Data shown:
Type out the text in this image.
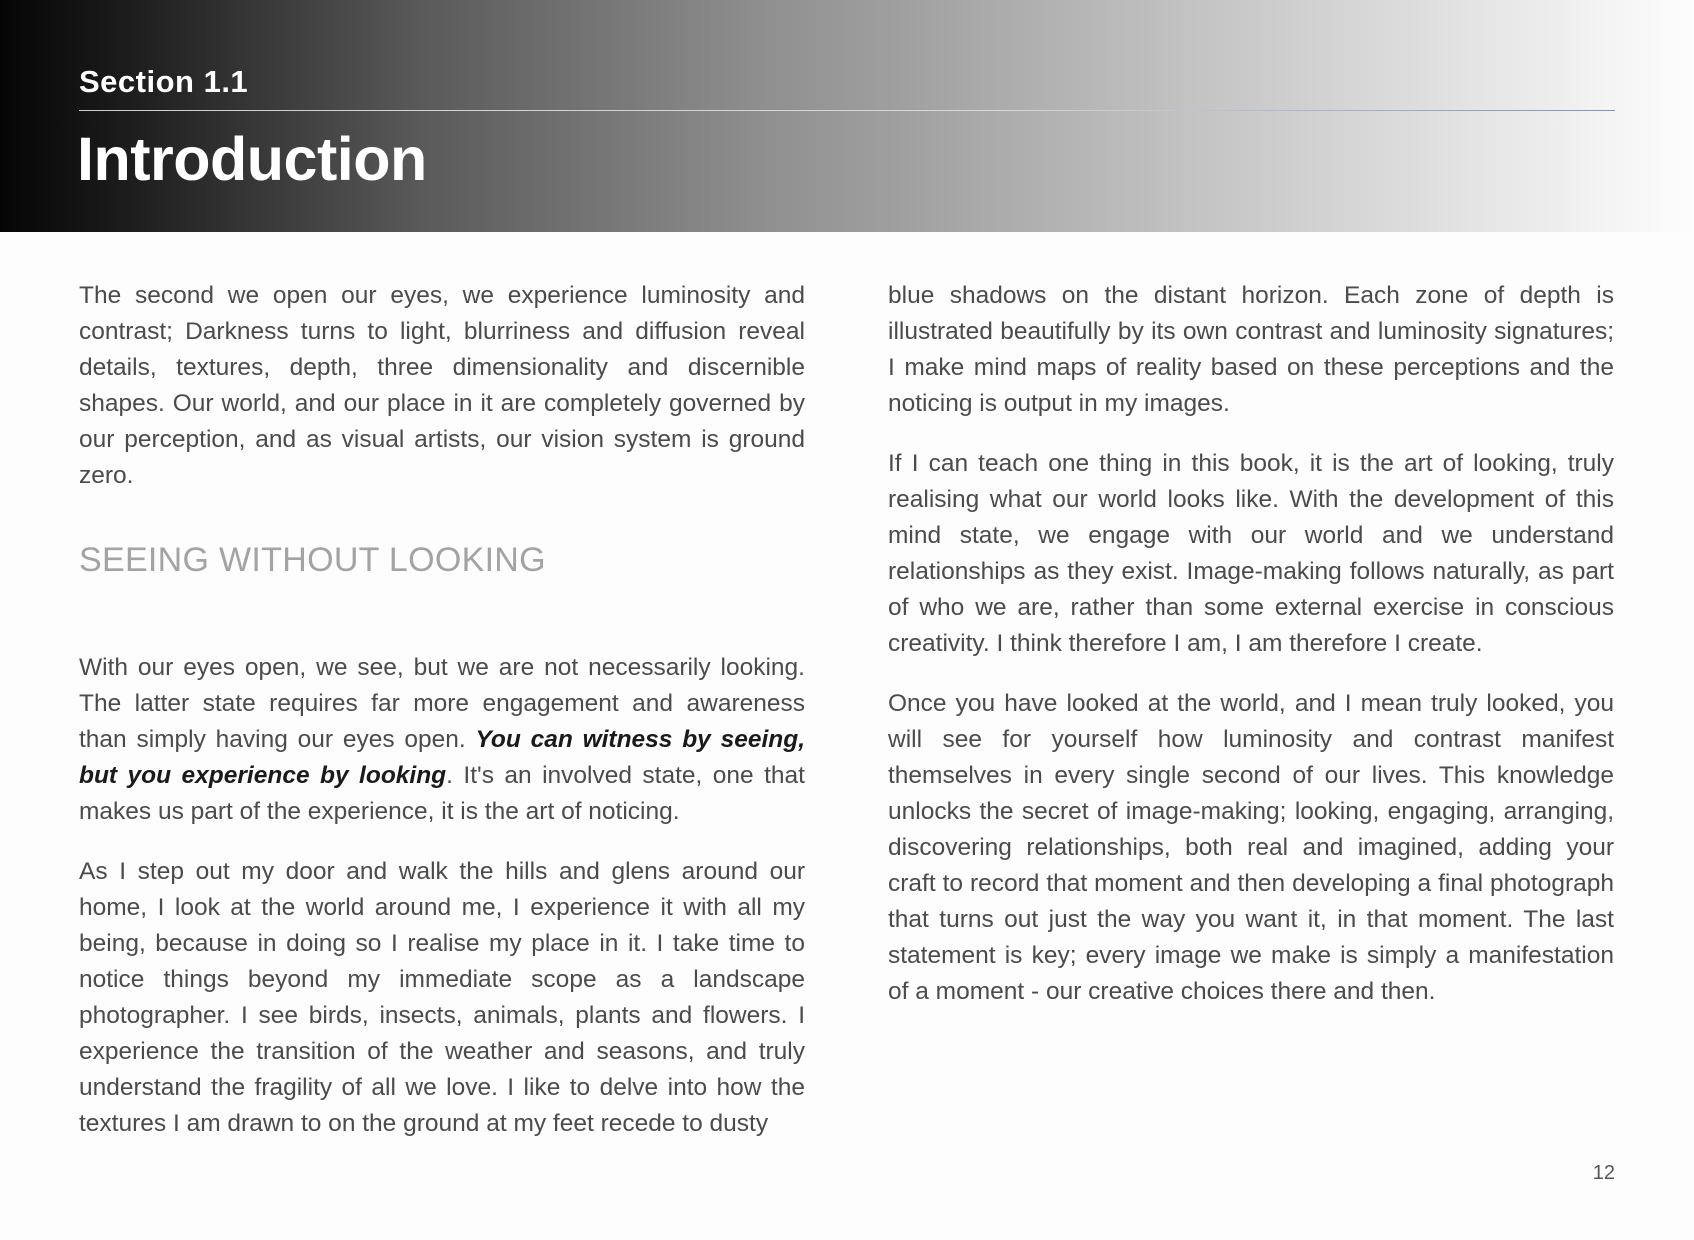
Section 1.1
Introduction

The second we open our eyes, we experience luminosity and contrast; Darkness turns to light, blurriness and diffusion reveal details, textures, depth, three dimensionality and discernible shapes. Our world, and our place in it are completely governed by our perception, and as visual artists, our vision system is ground zero.

SEEING WITHOUT LOOKING

With our eyes open, we see, but we are not necessarily looking. The latter state requires far more engagement and awareness than simply having our eyes open. You can witness by seeing, but you experience by looking. It's an involved state, one that makes us part of the experience, it is the art of noticing.

As I step out my door and walk the hills and glens around our home, I look at the world around me, I experience it with all my being, because in doing so I realise my place in it. I take time to notice things beyond my immediate scope as a landscape photographer. I see birds, insects, animals, plants and flowers. I experience the transition of the weather and seasons, and truly understand the fragility of all we love. I like to delve into how the textures I am drawn to on the ground at my feet recede to dusty

blue shadows on the distant horizon. Each zone of depth is illustrated beautifully by its own contrast and luminosity signatures; I make mind maps of reality based on these perceptions and the noticing is output in my images.

If I can teach one thing in this book, it is the art of looking, truly realising what our world looks like. With the development of this mind state, we engage with our world and we understand relationships as they exist. Image-making follows naturally, as part of who we are, rather than some external exercise in conscious creativity. I think therefore I am, I am therefore I create.

Once you have looked at the world, and I mean truly looked, you will see for yourself how luminosity and contrast manifest themselves in every single second of our lives. This knowledge unlocks the secret of image-making; looking, engaging, arranging, discovering relationships, both real and imagined, adding your craft to record that moment and then developing a final photograph that turns out just the way you want it, in that moment. The last statement is key; every image we make is simply a manifestation of a moment - our creative choices there and then.

12
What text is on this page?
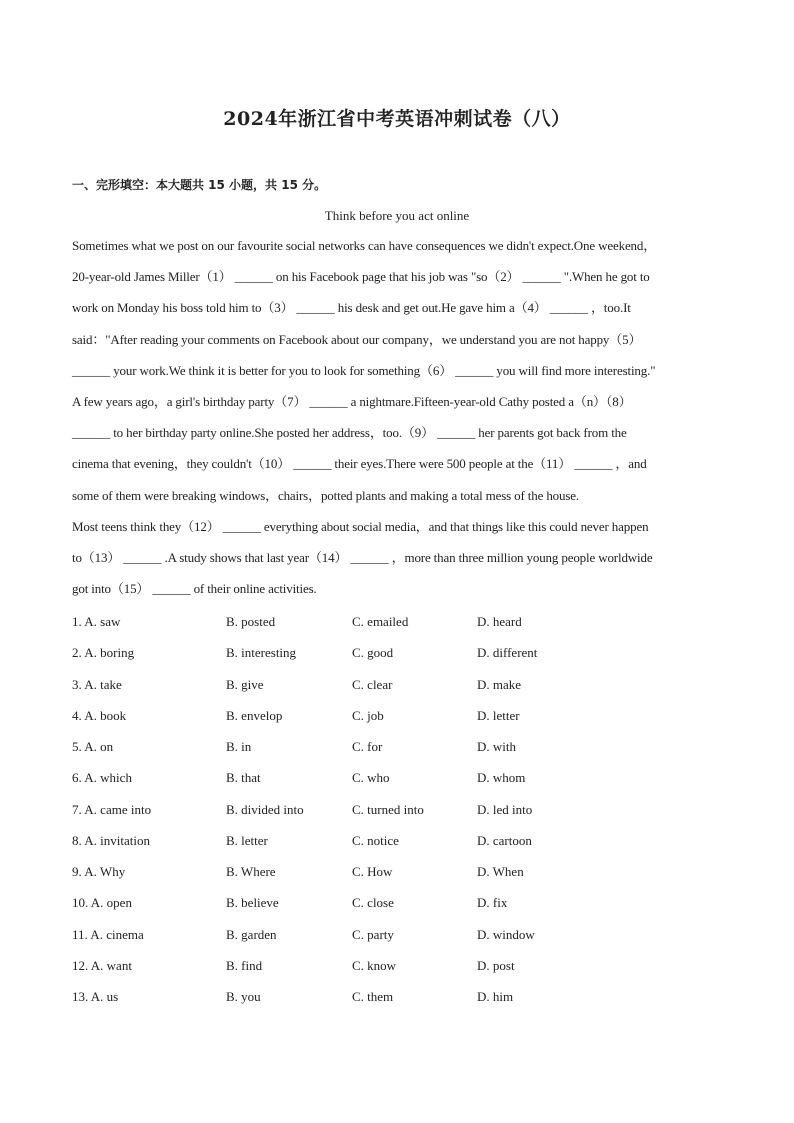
2024年浙江省中考英语冲刺试卷（八）
一、完形填空：本大题共 15 小题，共 15 分。
Think before you act online
Sometimes what we post on our favourite social networks can have consequences we didn't expect.One weekend，
20-year-old James Miller（1） ______ on his Facebook page that his job was "so（2） ______ ".When he got to
work on Monday his boss told him to（3） ______ his desk and get out.He gave him a（4） ______ ，too.It
said："After reading your comments on Facebook about our company，we understand you are not happy（5）
______ your work.We think it is better for you to look for something（6） ______ you will find more interesting."
A few years ago，a girl's birthday party（7） ______ a nightmare.Fifteen-year-old Cathy posted a（n）（8）
______ to her birthday party online.She posted her address，too.（9） ______ her parents got back from the
cinema that evening，they couldn't（10） ______ their eyes.There were 500 people at the（11） ______ ，and
some of them were breaking windows，chairs，potted plants and making a total mess of the house.
Most teens think they（12） ______ everything about social media，and that things like this could never happen
to（13） ______ .A study shows that last year（14） ______ ，more than three million young people worldwide
got into（15） ______ of their online activities.
1. A. saw	B. posted	C. emailed	D. heard
2. A. boring	B. interesting	C. good	D. different
3. A. take	B. give	C. clear	D. make
4. A. book	B. envelop	C. job	D. letter
5. A. on	B. in	C. for	D. with
6. A. which	B. that	C. who	D. whom
7. A. came into	B. divided into	C. turned into	D. led into
8. A. invitation	B. letter	C. notice	D. cartoon
9. A. Why	B. Where	C. How	D. When
10. A. open	B. believe	C. close	D. fix
11. A. cinema	B. garden	C. party	D. window
12. A. want	B. find	C. know	D. post
13. A. us	B. you	C. them	D. him
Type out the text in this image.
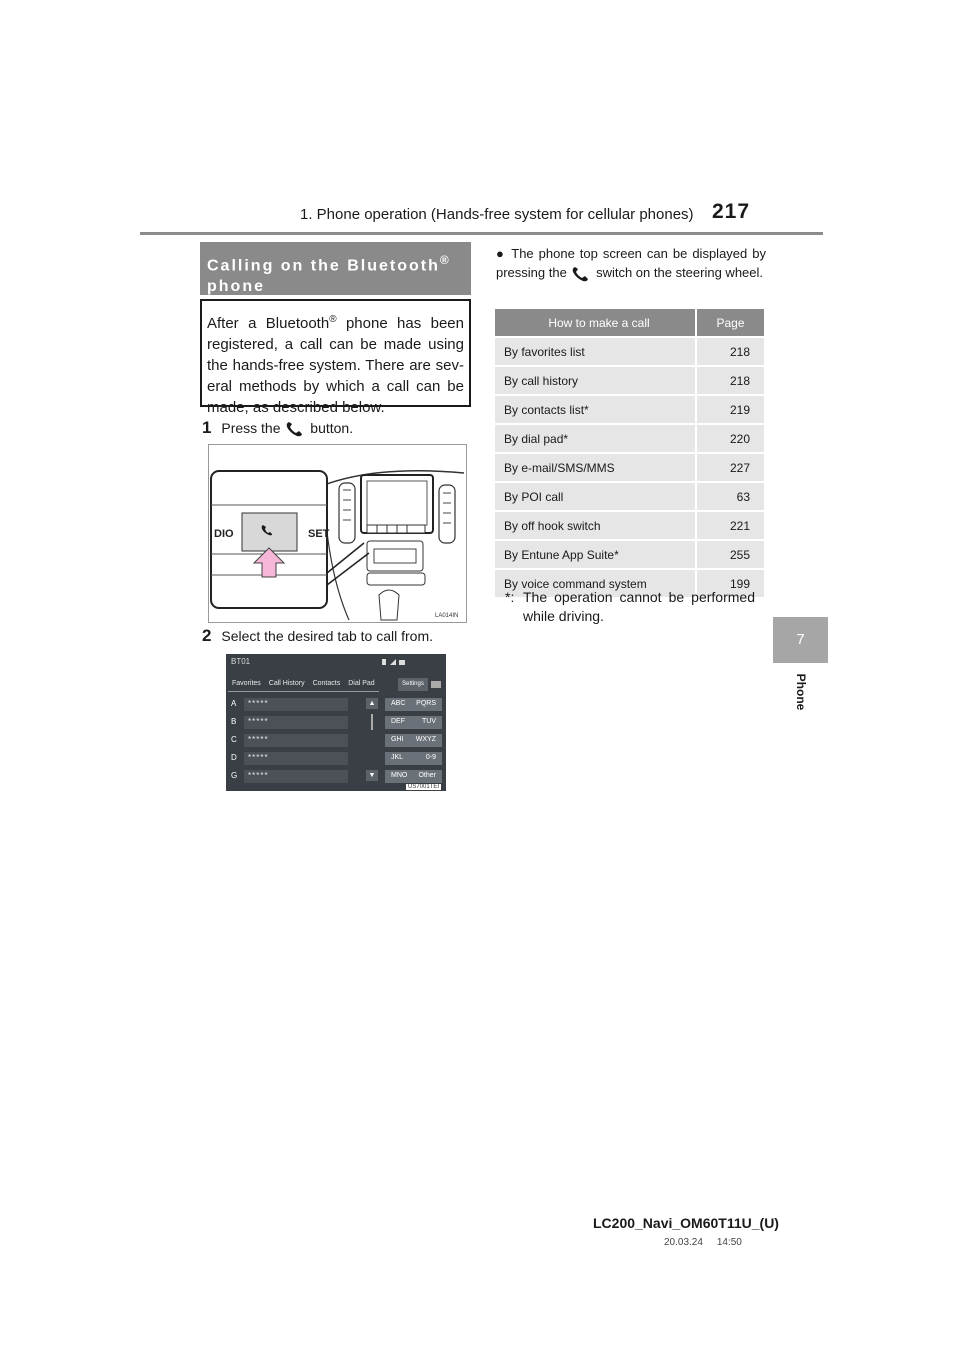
1. Phone operation (Hands-free system for cellular phones) 217
7
Phone
Calling on the Bluetooth®
phone
After a Bluetooth® phone has been registered, a call can be made using the hands-free system. There are sev-eral methods by which a call can be made, as described below.
1 Press the button.
DIO	SET
LA014IN
2 Select the desired tab to call from.
BT01
Favorites	Call History	Contacts	Dial Pad	Settings
A *****
B *****
C *****
D *****
G *****
▲
▼
ABC PQRS
DEF TUV
GHI WXYZ
JKL	0-9
MNO Other
US7001TEI
● The phone top screen can be displayed by pressing the switch on the steering wheel.
How to make a call	Page
By favorites list	218
By call history	218
By contacts list*	219
By dial pad*	220
By e-mail/SMS/MMS	227
By POI call	63
By off hook switch	221
By Entune App Suite*	255
By voice command system	199
*: The operation cannot be performed while driving.
LC200_Navi_OM60T11U_(U)
20.03.24     14:50
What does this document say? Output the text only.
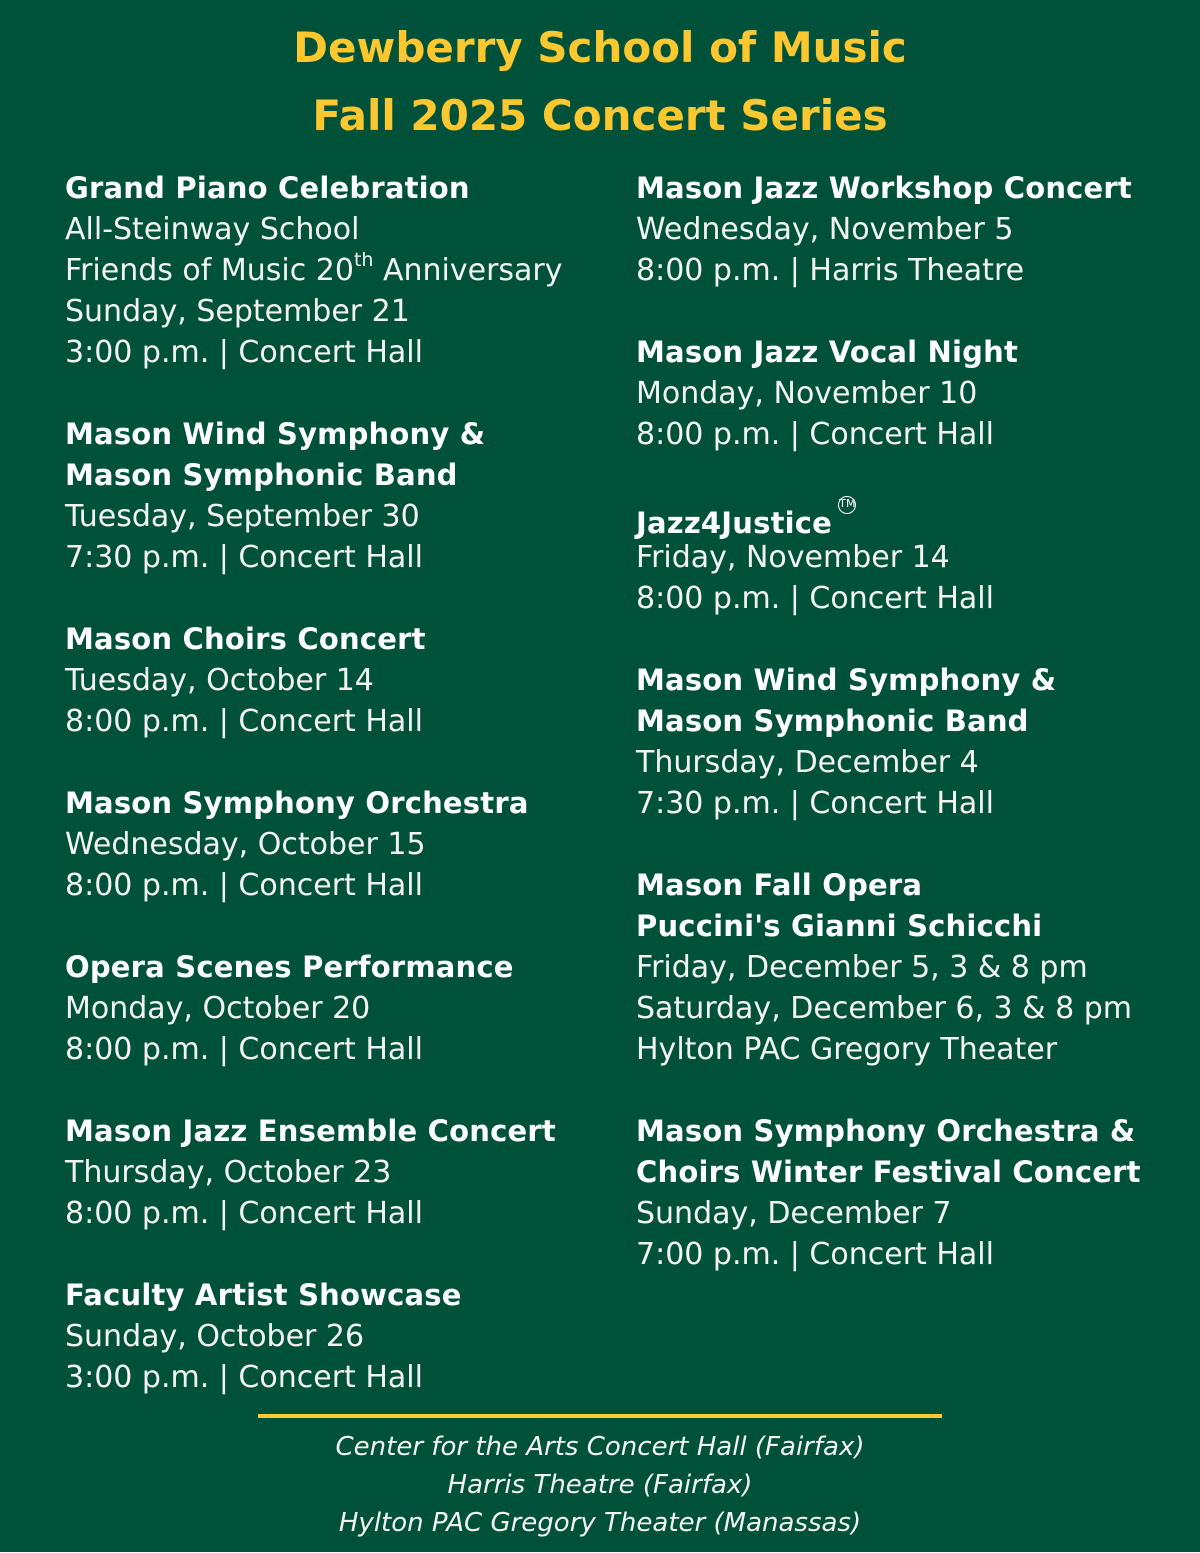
Dewberry School of Music
Fall 2025 Concert Series
Grand Piano Celebration
All-Steinway School
Friends of Music 20th Anniversary
Sunday, September 21
3:00 p.m. | Concert Hall
Mason Wind Symphony &
Mason Symphonic Band
Tuesday, September 30
7:30 p.m. | Concert Hall
Mason Choirs Concert
Tuesday, October 14
8:00 p.m. | Concert Hall
Mason Symphony Orchestra
Wednesday, October 15
8:00 p.m. | Concert Hall
Opera Scenes Performance
Monday, October 20
8:00 p.m. | Concert Hall
Mason Jazz Ensemble Concert
Thursday, October 23
8:00 p.m. | Concert Hall
Faculty Artist Showcase
Sunday, October 26
3:00 p.m. | Concert Hall
Mason Jazz Workshop Concert
Wednesday, November 5
8:00 p.m. | Harris Theatre
Mason Jazz Vocal Night
Monday, November 10
8:00 p.m. | Concert Hall
Jazz4JusticeTM
Friday, November 14
8:00 p.m. | Concert Hall
Mason Wind Symphony &
Mason Symphonic Band
Thursday, December 4
7:30 p.m. | Concert Hall
Mason Fall Opera
Puccini's Gianni Schicchi
Friday, December 5, 3 & 8 pm
Saturday, December 6, 3 & 8 pm
Hylton PAC Gregory Theater
Mason Symphony Orchestra &
Choirs Winter Festival Concert
Sunday, December 7
7:00 p.m. | Concert Hall
Center for the Arts Concert Hall (Fairfax)
Harris Theatre (Fairfax)
Hylton PAC Gregory Theater (Manassas)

What the exercise asks:
Extract each line holding the word "were" from the records.

Answer:
cinema that evening，they couldn't（10） ______ their eyes.There were 500 people at the（11） ______ ，and
some of them were breaking windows，chairs，potted plants and making a total mess of the house.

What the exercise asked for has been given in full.